-- WHAT TO PRODUCE --
Reproduce all of the records exactly.

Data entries
"""
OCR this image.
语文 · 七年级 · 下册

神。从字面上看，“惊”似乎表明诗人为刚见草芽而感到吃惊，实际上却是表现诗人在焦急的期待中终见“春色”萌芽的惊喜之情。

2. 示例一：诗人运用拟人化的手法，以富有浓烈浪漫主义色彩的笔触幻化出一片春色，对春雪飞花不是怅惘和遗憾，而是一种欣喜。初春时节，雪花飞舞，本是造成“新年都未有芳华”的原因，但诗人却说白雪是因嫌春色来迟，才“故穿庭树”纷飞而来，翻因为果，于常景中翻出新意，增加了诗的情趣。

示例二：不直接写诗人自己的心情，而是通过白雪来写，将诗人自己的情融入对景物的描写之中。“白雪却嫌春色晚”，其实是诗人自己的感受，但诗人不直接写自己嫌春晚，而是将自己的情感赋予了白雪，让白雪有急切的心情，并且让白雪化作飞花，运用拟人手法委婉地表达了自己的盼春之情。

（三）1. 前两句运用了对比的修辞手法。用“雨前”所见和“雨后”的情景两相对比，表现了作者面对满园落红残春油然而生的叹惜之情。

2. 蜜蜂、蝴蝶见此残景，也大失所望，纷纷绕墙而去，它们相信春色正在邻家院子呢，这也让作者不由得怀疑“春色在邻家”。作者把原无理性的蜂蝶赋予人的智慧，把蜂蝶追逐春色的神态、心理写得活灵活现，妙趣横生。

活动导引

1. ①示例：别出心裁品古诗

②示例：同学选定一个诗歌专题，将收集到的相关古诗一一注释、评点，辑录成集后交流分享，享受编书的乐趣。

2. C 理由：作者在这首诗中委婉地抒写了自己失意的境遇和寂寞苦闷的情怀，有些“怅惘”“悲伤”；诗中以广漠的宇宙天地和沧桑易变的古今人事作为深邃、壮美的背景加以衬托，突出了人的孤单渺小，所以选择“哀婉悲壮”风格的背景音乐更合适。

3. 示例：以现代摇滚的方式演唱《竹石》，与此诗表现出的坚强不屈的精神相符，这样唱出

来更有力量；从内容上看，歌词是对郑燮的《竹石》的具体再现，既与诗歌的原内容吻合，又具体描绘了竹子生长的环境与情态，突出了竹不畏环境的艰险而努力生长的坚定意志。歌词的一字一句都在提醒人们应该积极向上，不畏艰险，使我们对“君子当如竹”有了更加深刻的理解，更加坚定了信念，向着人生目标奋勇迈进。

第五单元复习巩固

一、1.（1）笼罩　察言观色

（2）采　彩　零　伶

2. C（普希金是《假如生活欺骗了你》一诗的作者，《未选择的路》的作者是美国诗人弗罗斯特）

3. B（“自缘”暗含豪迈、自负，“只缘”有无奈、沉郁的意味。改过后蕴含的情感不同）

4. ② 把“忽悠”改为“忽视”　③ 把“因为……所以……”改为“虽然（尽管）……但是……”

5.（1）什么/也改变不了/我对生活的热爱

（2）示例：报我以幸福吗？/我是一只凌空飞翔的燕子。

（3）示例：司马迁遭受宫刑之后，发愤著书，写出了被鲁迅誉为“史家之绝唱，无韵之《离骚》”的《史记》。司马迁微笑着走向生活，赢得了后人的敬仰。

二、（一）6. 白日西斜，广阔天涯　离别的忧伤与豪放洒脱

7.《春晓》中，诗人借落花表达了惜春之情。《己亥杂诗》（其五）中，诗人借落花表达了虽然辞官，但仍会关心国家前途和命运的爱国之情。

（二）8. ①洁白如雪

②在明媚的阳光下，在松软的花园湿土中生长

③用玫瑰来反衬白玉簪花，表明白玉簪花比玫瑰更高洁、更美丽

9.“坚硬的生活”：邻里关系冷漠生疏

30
"""
-- WRITTEN RESPONSE --
OCR this image.
语文 · 七年级 · 下册

神。从字面上看，“惊”似乎表明诗人为刚见草芽而感到吃惊，实际上却是表现诗人在焦急的期待中终见“春色”萌芽的惊喜之情。

2. 示例一：诗人运用拟人化的手法，以富有浓烈浪漫主义色彩的笔触幻化出一片春色，对春雪飞花不是怅惘和遗憾，而是一种欣喜。初春时节，雪花飞舞，本是造成“新年都未有芳华”的原因，但诗人却说白雪是因嫌春色来迟，才“故穿庭树”纷飞而来，翻因为果，于常景中翻出新意，增加了诗的情趣。

示例二：不直接写诗人自己的心情，而是通过白雪来写，将诗人自己的情融入对景物的描写之中。“白雪却嫌春色晚”，其实是诗人自己的感受，但诗人不直接写自己嫌春晚，而是将自己的情感赋予了白雪，让白雪有急切的心情，并且让白雪化作飞花，运用拟人手法委婉地表达了自己的盼春之情。

（三）1. 前两句运用了对比的修辞手法。用“雨前”所见和“雨后”的情景两相对比，表现了作者面对满园落红残春油然而生的叹惜之情。

2. 蜜蜂、蝴蝶见此残景，也大失所望，纷纷绕墙而去，它们相信春色正在邻家院子呢，这也让作者不由得怀疑“春色在邻家”。作者把原无理性的蜂蝶赋予人的智慧，把蜂蝶追逐春色的神态、心理写得活灵活现，妙趣横生。

活动导引

1. ①示例：别出心裁品古诗

②示例：同学选定一个诗歌专题，将收集到的相关古诗一一注释、评点，辑录成集后交流分享，享受编书的乐趣。

2. C 理由：作者在这首诗中委婉地抒写了自己失意的境遇和寂寞苦闷的情怀，有些“怅惘”“悲伤”；诗中以广漠的宇宙天地和沧桑易变的古今人事作为深邃、壮美的背景加以衬托，突出了人的孤单渺小，所以选择“哀婉悲壮”风格的背景音乐更合适。

3. 示例：以现代摇滚的方式演唱《竹石》，与此诗表现出的坚强不屈的精神相符，这样唱出

来更有力量；从内容上看，歌词是对郑燮的《竹石》的具体再现，既与诗歌的原内容吻合，又具体描绘了竹子生长的环境与情态，突出了竹不畏环境的艰险而努力生长的坚定意志。歌词的一字一句都在提醒人们应该积极向上，不畏艰险，使我们对“君子当如竹”有了更加深刻的理解，更加坚定了信念，向着人生目标奋勇迈进。

第五单元复习巩固

一、1.（1）笼罩　察言观色

（2）采　彩　零　伶

2. C（普希金是《假如生活欺骗了你》一诗的作者，《未选择的路》的作者是美国诗人弗罗斯特）

3. B（“自缘”暗含豪迈、自负，“只缘”有无奈、沉郁的意味。改过后蕴含的情感不同）

4. ② 把“忽悠”改为“忽视”　③ 把“因为……所以……”改为“虽然（尽管）……但是……”

5.（1）什么/也改变不了/我对生活的热爱

（2）示例：报我以幸福吗？/我是一只凌空飞翔的燕子。

（3）示例：司马迁遭受宫刑之后，发愤著书，写出了被鲁迅誉为“史家之绝唱，无韵之《离骚》”的《史记》。司马迁微笑着走向生活，赢得了后人的敬仰。

二、（一）6. 白日西斜，广阔天涯　离别的忧伤与豪放洒脱

7.《春晓》中，诗人借落花表达了惜春之情。《己亥杂诗》（其五）中，诗人借落花表达了虽然辞官，但仍会关心国家前途和命运的爱国之情。

（二）8. ①洁白如雪

②在明媚的阳光下，在松软的花园湿土中生长

③用玫瑰来反衬白玉簪花，表明白玉簪花比玫瑰更高洁、更美丽

9.“坚硬的生活”：邻里关系冷漠生疏

30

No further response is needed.